Task description =>
Output the entries word for word. Omit images.

(Extracted data entries)
════════

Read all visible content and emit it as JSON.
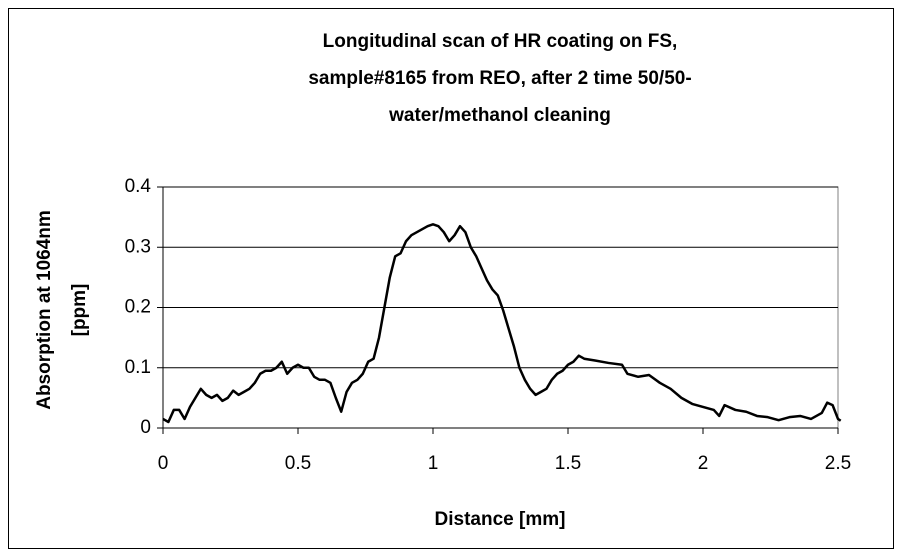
{
  "chart_data": {
    "type": "line",
    "title": [
      "Longitudinal scan of HR coating on FS,",
      "sample#8165 from REO, after 2 time 50/50-",
      "water/methanol  cleaning"
    ],
    "x_label": "Distance [mm]",
    "y_label": [
      "Absorption at 1064nm",
      "[ppm]"
    ],
    "xlim": [
      0,
      2.5
    ],
    "xticks": [
      0,
      0.5,
      1,
      1.5,
      2,
      2.5
    ],
    "ylim": [
      0,
      0.4
    ],
    "yticks": [
      0,
      0.1,
      0.2,
      0.3,
      0.4
    ],
    "grid": true,
    "series": [
      {
        "color": "#000000",
        "x": [
          0.0,
          0.02,
          0.04,
          0.06,
          0.08,
          0.1,
          0.12,
          0.14,
          0.16,
          0.18,
          0.2,
          0.22,
          0.24,
          0.26,
          0.28,
          0.3,
          0.32,
          0.34,
          0.36,
          0.38,
          0.4,
          0.42,
          0.44,
          0.46,
          0.48,
          0.5,
          0.52,
          0.54,
          0.56,
          0.58,
          0.6,
          0.62,
          0.64,
          0.66,
          0.68,
          0.7,
          0.72,
          0.74,
          0.76,
          0.78,
          0.8,
          0.82,
          0.84,
          0.86,
          0.88,
          0.9,
          0.92,
          0.94,
          0.96,
          0.98,
          1.0,
          1.02,
          1.04,
          1.06,
          1.08,
          1.1,
          1.12,
          1.14,
          1.16,
          1.18,
          1.2,
          1.22,
          1.24,
          1.26,
          1.28,
          1.3,
          1.32,
          1.34,
          1.36,
          1.38,
          1.4,
          1.42,
          1.44,
          1.46,
          1.48,
          1.5,
          1.52,
          1.54,
          1.56,
          1.6,
          1.65,
          1.7,
          1.72,
          1.76,
          1.8,
          1.84,
          1.88,
          1.92,
          1.96,
          2.0,
          2.04,
          2.06,
          2.08,
          2.12,
          2.16,
          2.2,
          2.24,
          2.28,
          2.32,
          2.36,
          2.4,
          2.44,
          2.46,
          2.48,
          2.5,
          2.51
        ],
        "values": [
          0.015,
          0.01,
          0.03,
          0.03,
          0.015,
          0.035,
          0.05,
          0.065,
          0.055,
          0.05,
          0.055,
          0.045,
          0.05,
          0.062,
          0.055,
          0.06,
          0.065,
          0.075,
          0.09,
          0.095,
          0.095,
          0.1,
          0.11,
          0.09,
          0.1,
          0.105,
          0.1,
          0.1,
          0.085,
          0.08,
          0.08,
          0.075,
          0.05,
          0.027,
          0.06,
          0.075,
          0.08,
          0.09,
          0.11,
          0.115,
          0.15,
          0.2,
          0.25,
          0.285,
          0.29,
          0.31,
          0.32,
          0.325,
          0.33,
          0.335,
          0.338,
          0.335,
          0.325,
          0.31,
          0.32,
          0.335,
          0.325,
          0.3,
          0.285,
          0.265,
          0.245,
          0.23,
          0.22,
          0.195,
          0.165,
          0.135,
          0.1,
          0.08,
          0.065,
          0.055,
          0.06,
          0.065,
          0.08,
          0.09,
          0.095,
          0.105,
          0.11,
          0.12,
          0.115,
          0.112,
          0.108,
          0.105,
          0.09,
          0.085,
          0.088,
          0.075,
          0.065,
          0.05,
          0.04,
          0.035,
          0.03,
          0.02,
          0.038,
          0.03,
          0.027,
          0.02,
          0.018,
          0.013,
          0.018,
          0.02,
          0.015,
          0.025,
          0.042,
          0.038,
          0.015,
          0.012
        ]
      }
    ]
  }
}
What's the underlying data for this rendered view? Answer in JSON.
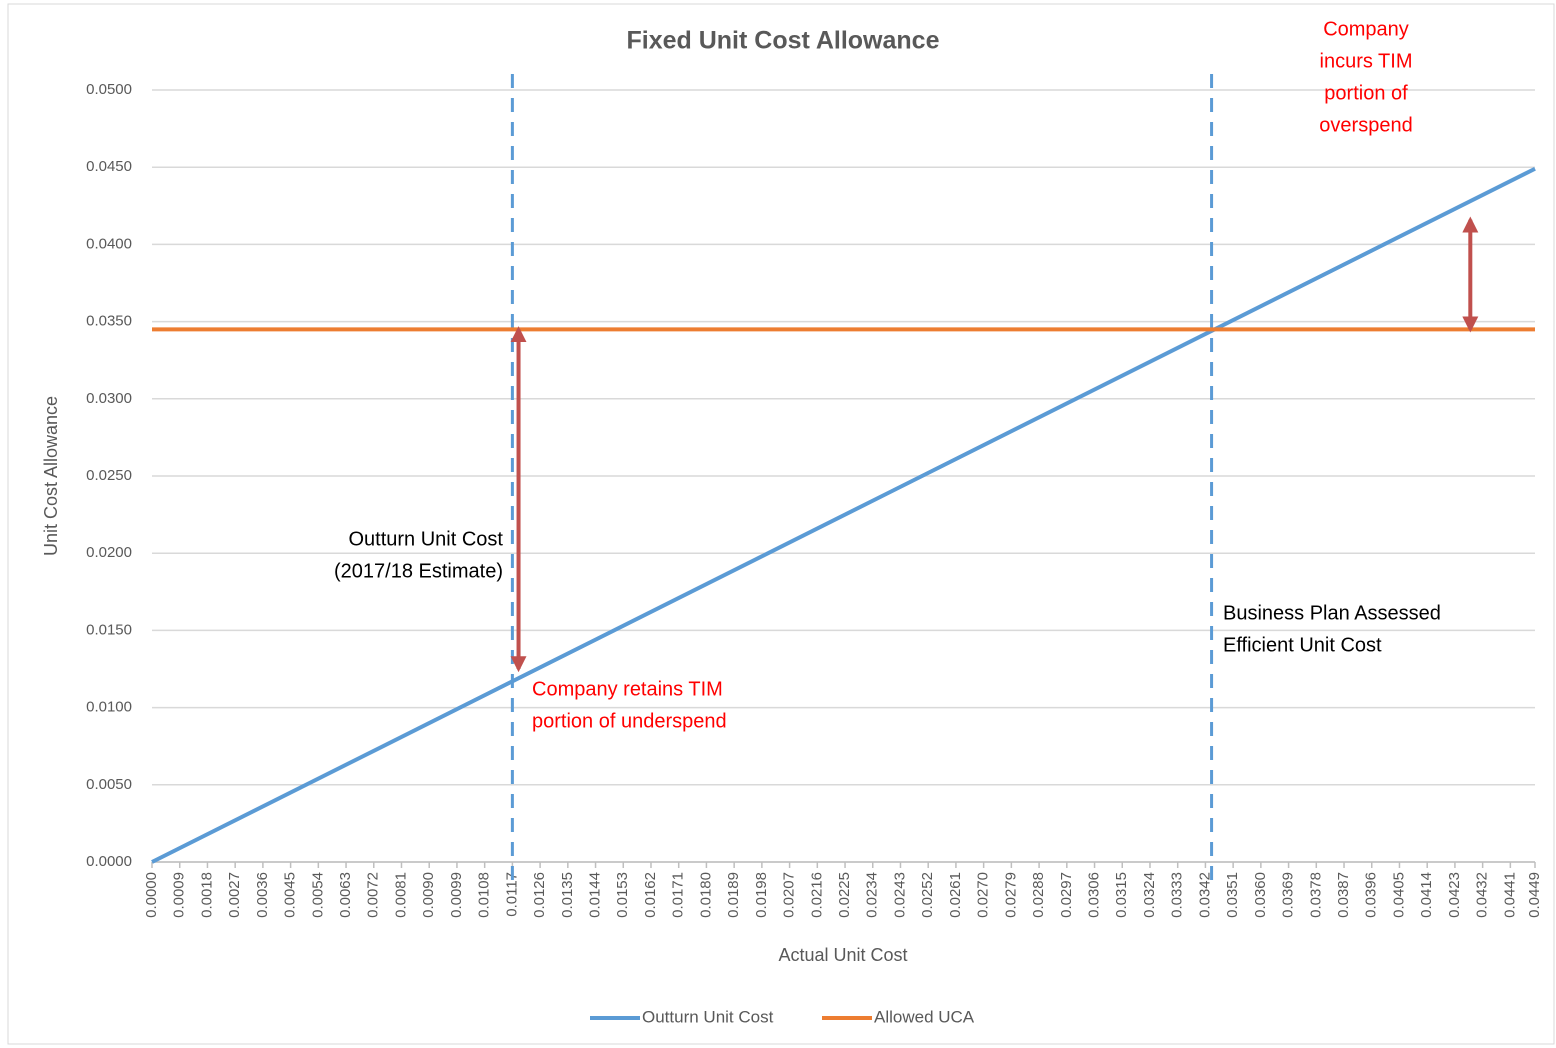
{
  "chart_data": {
    "type": "line",
    "title": "Fixed Unit Cost Allowance",
    "xlabel": "Actual Unit Cost",
    "ylabel": "Unit Cost Allowance",
    "x": [
      0,
      0.0449
    ],
    "series": [
      {
        "name": "Outturn Unit Cost",
        "color": "#5b9bd5",
        "values": [
          0,
          0.0449
        ]
      },
      {
        "name": "Allowed UCA",
        "color": "#ed7d31",
        "values": [
          0.0345,
          0.0345
        ]
      }
    ],
    "xlim": [
      0,
      0.0449
    ],
    "ylim": [
      0,
      0.05
    ],
    "yticks": [
      {
        "value": 0,
        "label": "0.0000"
      },
      {
        "value": 0.005,
        "label": "0.0050"
      },
      {
        "value": 0.01,
        "label": "0.0100"
      },
      {
        "value": 0.015,
        "label": "0.0150"
      },
      {
        "value": 0.02,
        "label": "0.0200"
      },
      {
        "value": 0.025,
        "label": "0.0250"
      },
      {
        "value": 0.03,
        "label": "0.0300"
      },
      {
        "value": 0.035,
        "label": "0.0350"
      },
      {
        "value": 0.04,
        "label": "0.0400"
      },
      {
        "value": 0.045,
        "label": "0.0450"
      },
      {
        "value": 0.05,
        "label": "0.0500"
      }
    ],
    "xticks": [
      {
        "value": 0,
        "label": "0.0000"
      },
      0.0009,
      0.0018,
      0.0027,
      0.0036,
      0.0045,
      0.0054,
      0.0063,
      0.0072,
      0.0081,
      {
        "value": 0.009,
        "label": "0.0090"
      },
      0.0099,
      0.0108,
      0.0117,
      0.0126,
      0.0135,
      0.0144,
      0.0153,
      0.0162,
      0.0171,
      {
        "value": 0.018,
        "label": "0.0180"
      },
      0.0189,
      0.0198,
      0.0207,
      0.0216,
      0.0225,
      0.0234,
      0.0243,
      0.0252,
      0.0261,
      {
        "value": 0.027,
        "label": "0.0270"
      },
      0.0279,
      0.0288,
      0.0297,
      0.0306,
      0.0315,
      0.0324,
      0.0333,
      0.0342,
      0.0351,
      {
        "value": 0.036,
        "label": "0.0360"
      },
      0.0369,
      0.0378,
      0.0387,
      0.0396,
      0.0405,
      0.0414,
      0.0423,
      0.0432,
      0.0441,
      0.0449
    ],
    "grid": true,
    "legend": "bottom",
    "vlines": [
      0.0117,
      0.0344
    ],
    "arrows": [
      {
        "x": 0.0119,
        "from": 0.0125,
        "to": 0.0345
      },
      {
        "x": 0.0428,
        "from": 0.0345,
        "to": 0.0416
      }
    ],
    "annotations": [
      {
        "lines": [
          "Outturn Unit Cost",
          "(2017/18 Estimate)"
        ],
        "color": "#000000"
      },
      {
        "lines": [
          "Company retains TIM",
          "portion of underspend"
        ],
        "color": "#ff0000"
      },
      {
        "lines": [
          "Business Plan Assessed",
          "Efficient Unit Cost"
        ],
        "color": "#000000"
      },
      {
        "lines": [
          "Company",
          "incurs TIM",
          "portion of",
          "overspend"
        ],
        "color": "#ff0000"
      }
    ]
  }
}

════════

Answer to this exercise =>
Read all visible content and emit it as JSON.
{
  "chart_data": {
    "type": "line",
    "title": [
      "Longitudinal scan of HR coating on FS,",
      "sample#8165 from REO, after 2 time 50/50-",
      "water/methanol  cleaning"
    ],
    "x_label": "Distance [mm]",
    "y_label": [
      "Absorption at 1064nm",
      "[ppm]"
    ],
    "xlim": [
      0,
      2.5
    ],
    "xticks": [
      0,
      0.5,
      1,
      1.5,
      2,
      2.5
    ],
    "ylim": [
      0,
      0.4
    ],
    "yticks": [
      0,
      0.1,
      0.2,
      0.3,
      0.4
    ],
    "grid": true,
    "series": [
      {
        "color": "#000000",
        "x": [
          0.0,
          0.02,
          0.04,
          0.06,
          0.08,
          0.1,
          0.12,
          0.14,
          0.16,
          0.18,
          0.2,
          0.22,
          0.24,
          0.26,
          0.28,
          0.3,
          0.32,
          0.34,
          0.36,
          0.38,
          0.4,
          0.42,
          0.44,
          0.46,
          0.48,
          0.5,
          0.52,
          0.54,
          0.56,
          0.58,
          0.6,
          0.62,
          0.64,
          0.66,
          0.68,
          0.7,
          0.72,
          0.74,
          0.76,
          0.78,
          0.8,
          0.82,
          0.84,
          0.86,
          0.88,
          0.9,
          0.92,
          0.94,
          0.96,
          0.98,
          1.0,
          1.02,
          1.04,
          1.06,
          1.08,
          1.1,
          1.12,
          1.14,
          1.16,
          1.18,
          1.2,
          1.22,
          1.24,
          1.26,
          1.28,
          1.3,
          1.32,
          1.34,
          1.36,
          1.38,
          1.4,
          1.42,
          1.44,
          1.46,
          1.48,
          1.5,
          1.52,
          1.54,
          1.56,
          1.6,
          1.65,
          1.7,
          1.72,
          1.76,
          1.8,
          1.84,
          1.88,
          1.92,
          1.96,
          2.0,
          2.04,
          2.06,
          2.08,
          2.12,
          2.16,
          2.2,
          2.24,
          2.28,
          2.32,
          2.36,
          2.4,
          2.44,
          2.46,
          2.48,
          2.5,
          2.51
        ],
        "values": [
          0.015,
          0.01,
          0.03,
          0.03,
          0.015,
          0.035,
          0.05,
          0.065,
          0.055,
          0.05,
          0.055,
          0.045,
          0.05,
          0.062,
          0.055,
          0.06,
          0.065,
          0.075,
          0.09,
          0.095,
          0.095,
          0.1,
          0.11,
          0.09,
          0.1,
          0.105,
          0.1,
          0.1,
          0.085,
          0.08,
          0.08,
          0.075,
          0.05,
          0.027,
          0.06,
          0.075,
          0.08,
          0.09,
          0.11,
          0.115,
          0.15,
          0.2,
          0.25,
          0.285,
          0.29,
          0.31,
          0.32,
          0.325,
          0.33,
          0.335,
          0.338,
          0.335,
          0.325,
          0.31,
          0.32,
          0.335,
          0.325,
          0.3,
          0.285,
          0.265,
          0.245,
          0.23,
          0.22,
          0.195,
          0.165,
          0.135,
          0.1,
          0.08,
          0.065,
          0.055,
          0.06,
          0.065,
          0.08,
          0.09,
          0.095,
          0.105,
          0.11,
          0.12,
          0.115,
          0.112,
          0.108,
          0.105,
          0.09,
          0.085,
          0.088,
          0.075,
          0.065,
          0.05,
          0.04,
          0.035,
          0.03,
          0.02,
          0.038,
          0.03,
          0.027,
          0.02,
          0.018,
          0.013,
          0.018,
          0.02,
          0.015,
          0.025,
          0.042,
          0.038,
          0.015,
          0.012
        ]
      }
    ]
  }
}
What's the underlying data for this rendered view? Answer in JSON.
{
  "chart_data": {
    "type": "line",
    "title": "Fixed Unit Cost Allowance",
    "xlabel": "Actual Unit Cost",
    "ylabel": "Unit Cost Allowance",
    "x": [
      0,
      0.0449
    ],
    "series": [
      {
        "name": "Outturn Unit Cost",
        "color": "#5b9bd5",
        "values": [
          0,
          0.0449
        ]
      },
      {
        "name": "Allowed UCA",
        "color": "#ed7d31",
        "values": [
          0.0345,
          0.0345
        ]
      }
    ],
    "xlim": [
      0,
      0.0449
    ],
    "ylim": [
      0,
      0.05
    ],
    "yticks": [
      {
        "value": 0,
        "label": "0.0000"
      },
      {
        "value": 0.005,
        "label": "0.0050"
      },
      {
        "value": 0.01,
        "label": "0.0100"
      },
      {
        "value": 0.015,
        "label": "0.0150"
      },
      {
        "value": 0.02,
        "label": "0.0200"
      },
      {
        "value": 0.025,
        "label": "0.0250"
      },
      {
        "value": 0.03,
        "label": "0.0300"
      },
      {
        "value": 0.035,
        "label": "0.0350"
      },
      {
        "value": 0.04,
        "label": "0.0400"
      },
      {
        "value": 0.045,
        "label": "0.0450"
      },
      {
        "value": 0.05,
        "label": "0.0500"
      }
    ],
    "xticks": [
      {
        "value": 0,
        "label": "0.0000"
      },
      0.0009,
      0.0018,
      0.0027,
      0.0036,
      0.0045,
      0.0054,
      0.0063,
      0.0072,
      0.0081,
      {
        "value": 0.009,
        "label": "0.0090"
      },
      0.0099,
      0.0108,
      0.0117,
      0.0126,
      0.0135,
      0.0144,
      0.0153,
      0.0162,
      0.0171,
      {
        "value": 0.018,
        "label": "0.0180"
      },
      0.0189,
      0.0198,
      0.0207,
      0.0216,
      0.0225,
      0.0234,
      0.0243,
      0.0252,
      0.0261,
      {
        "value": 0.027,
        "label": "0.0270"
      },
      0.0279,
      0.0288,
      0.0297,
      0.0306,
      0.0315,
      0.0324,
      0.0333,
      0.0342,
      0.0351,
      {
        "value": 0.036,
        "label": "0.0360"
      },
      0.0369,
      0.0378,
      0.0387,
      0.0396,
      0.0405,
      0.0414,
      0.0423,
      0.0432,
      0.0441,
      0.0449
    ],
    "grid": true,
    "legend": "bottom",
    "vlines": [
      0.0117,
      0.0344
    ],
    "arrows": [
      {
        "x": 0.0119,
        "from": 0.0125,
        "to": 0.0345
      },
      {
        "x": 0.0428,
        "from": 0.0345,
        "to": 0.0416
      }
    ],
    "annotations": [
      {
        "lines": [
          "Outturn Unit Cost",
          "(2017/18 Estimate)"
        ],
        "color": "#000000"
      },
      {
        "lines": [
          "Company retains TIM",
          "portion of underspend"
        ],
        "color": "#ff0000"
      },
      {
        "lines": [
          "Business Plan Assessed",
          "Efficient Unit Cost"
        ],
        "color": "#000000"
      },
      {
        "lines": [
          "Company",
          "incurs TIM",
          "portion of",
          "overspend"
        ],
        "color": "#ff0000"
      }
    ]
  }
}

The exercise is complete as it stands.